▶ PROBLEM TO WORK ON
Report how many lines contain the word "text"; answer with the number only.
──────── MATERIAL SHOWN
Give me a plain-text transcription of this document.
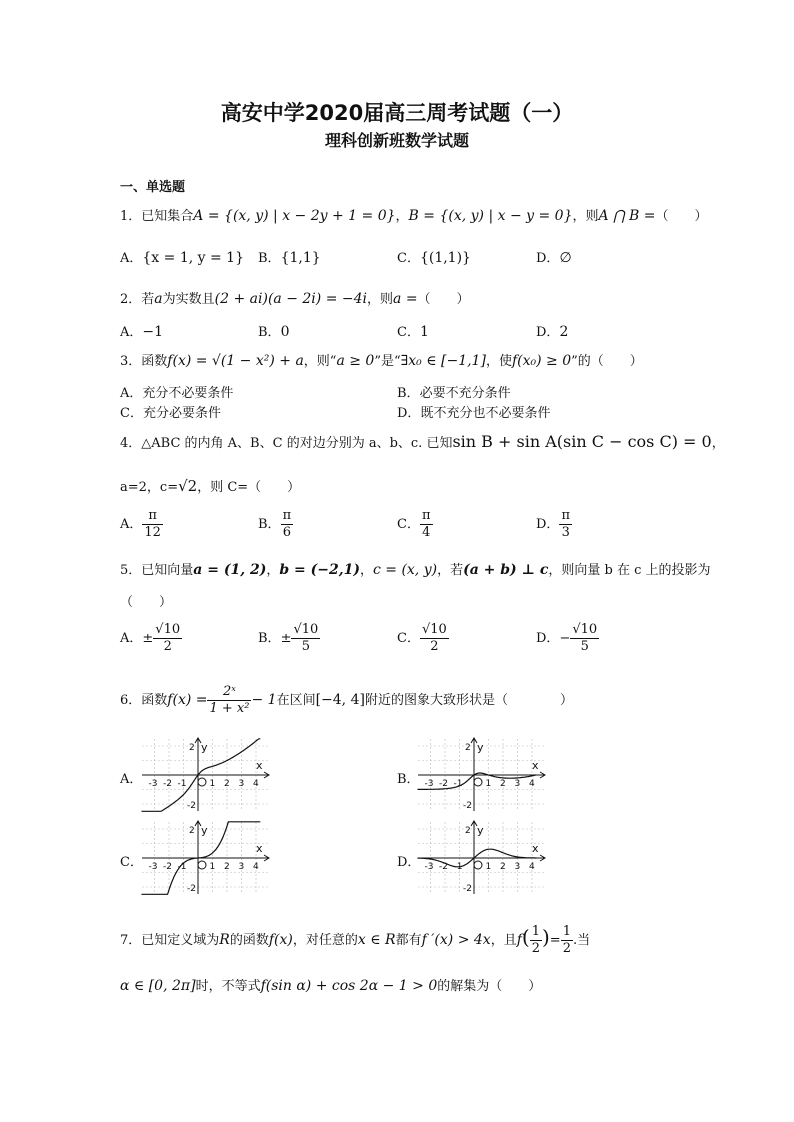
高安中学2020届高三周考试题（一）
理科创新班数学试题
一、单选题
1．已知集合A = {(x, y) | x − 2y + 1 = 0}，B = {(x, y) | x − y = 0}，则A ⋂ B =（　　）
A．{x = 1, y = 1} B．{1,1}	C．{(1,1)}	D．∅
2．若a为实数且(2 + ai)(a − 2i) = −4i，则a =（　　）
A．−1	B．0	C．1	D．2
3．函数f(x) = √(1 − x²) + a，则“a ≥ 0”是“∃x₀ ∈ [−1,1]，使f(x₀) ≥ 0”的（　　）
A．充分不必要条件	B．必要不充分条件
C．充分必要条件	D．既不充分也不必要条件
4．△ABC 的内角 A、B、C 的对边分别为 a、b、c. 已知sin B + sin A(sin C − cos C) = 0，
a=2，c=√2，则 C=（　　）
A． $\frac{\pi}{12}$	B． $\frac{\pi}{6}$	C． $\frac{\pi}{4}$	D． $\frac{\pi}{3}$
5．已知向量a = (1, 2)，b = (−2,1)，c = (x, y)，若(a + b) ⊥ c，则向量 b 在 c 上的投影为
（　　）
A．± $\frac{√10}{2}$	B．± $\frac{√10}{5}$	C． $\frac{√10}{2}$	D．− $\frac{√10}{5}$
6．函数$f(x) = \frac{\text{2ˣ}}{\text{1 + x²}} - 1$在区间[−4, 4]附近的图象大致形状是（　　　　）
A．	B．
C．	D．
x
y
2
-2
-3 -2 -1	1 2 3 4
x
y
2
-2
-3 -2 -1	1 2 3 4
x
y
2
-2
-3 -2 -1	1 2 3 4
x
y
2
-2
-3 -2 -1	1 2 3 4
7．已知定义域为R的函数f(x)，对任意的x ∈ R都有f ′(x) > 4x，且$f( \frac{1}{2}$ )= $\frac{1}{2}$ .当
α ∈ [0, 2π]时，不等式f(sin α) + cos 2α − 1 > 0的解集为（　　）
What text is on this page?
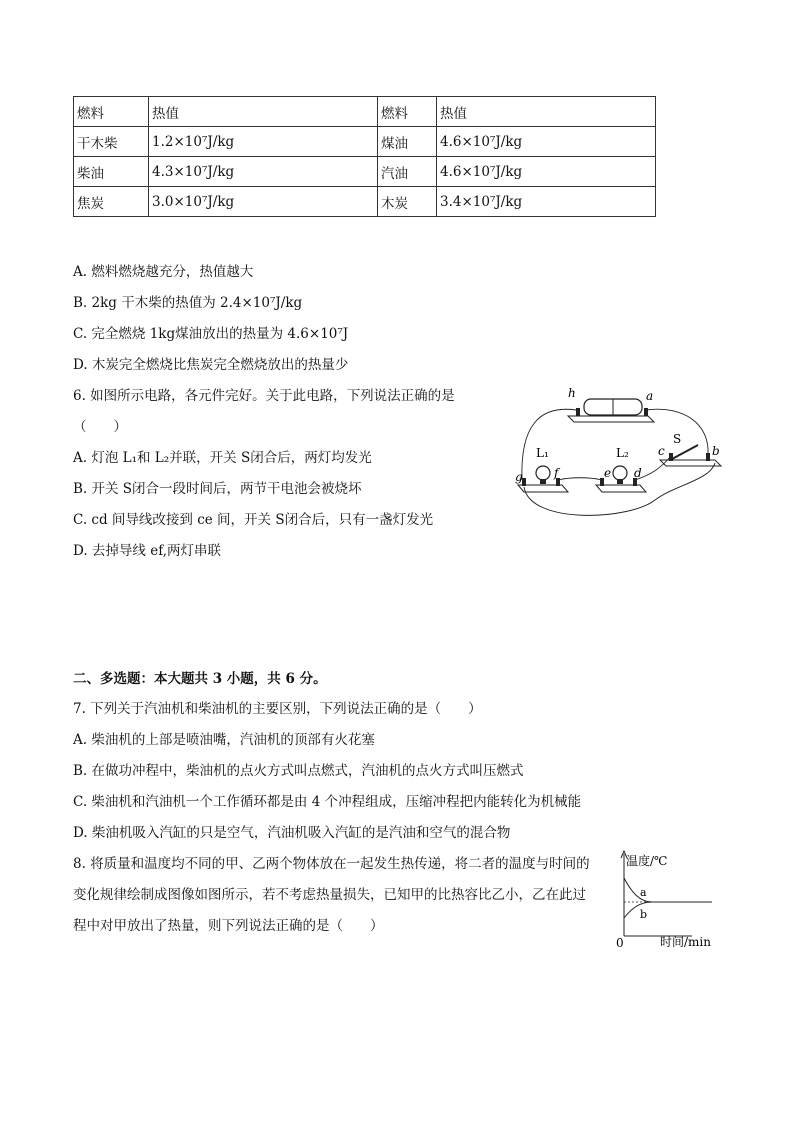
燃料	热值	燃料	热值
干木柴	1.2×10⁷J/kg	煤油	4.6×10⁷J/kg
柴油	4.3×10⁷J/kg	汽油	4.6×10⁷J/kg
焦炭	3.0×10⁷J/kg	木炭	3.4×10⁷J/kg
A. 燃料燃烧越充分，热值越大
B. 2kg 干木柴的热值为 2.4×10⁷J/kg
C. 完全燃烧 1kg煤油放出的热量为 4.6×10⁷J
D. 木炭完全燃烧比焦炭完全燃烧放出的热量少
6. 如图所示电路，各元件完好。关于此电路，下列说法正确的是
（　　）
A. 灯泡 L₁和 L₂并联，开关 S闭合后，两灯均发光
B. 开关 S闭合一段时间后，两节干电池会被烧坏
C. cd 间导线改接到 ce 间，开关 S闭合后，只有一盏灯发光
D. 去掉导线 ef,两灯串联
h	a
S
b
c
L₁	L₂
g	f	e d
二、多选题：本大题共 3 小题，共 6 分。
7. 下列关于汽油机和柴油机的主要区别，下列说法正确的是（　　）
A. 柴油机的上部是喷油嘴，汽油机的顶部有火花塞
B. 在做功冲程中，柴油机的点火方式叫点燃式，汽油机的点火方式叫压燃式
C. 柴油机和汽油机一个工作循环都是由 4 个冲程组成，压缩冲程把内能转化为机械能
D. 柴油机吸入汽缸的只是空气，汽油机吸入汽缸的是汽油和空气的混合物
8. 将质量和温度均不同的甲、乙两个物体放在一起发生热传递，将二者的温度与时间的
变化规律绘制成图像如图所示，若不考虑热量损失，已知甲的比热容比乙小，乙在此过
程中对甲放出了热量，则下列说法正确的是（　　）
温度/℃
0	时间/min
a
b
────────────────
▶ SOLUTION
3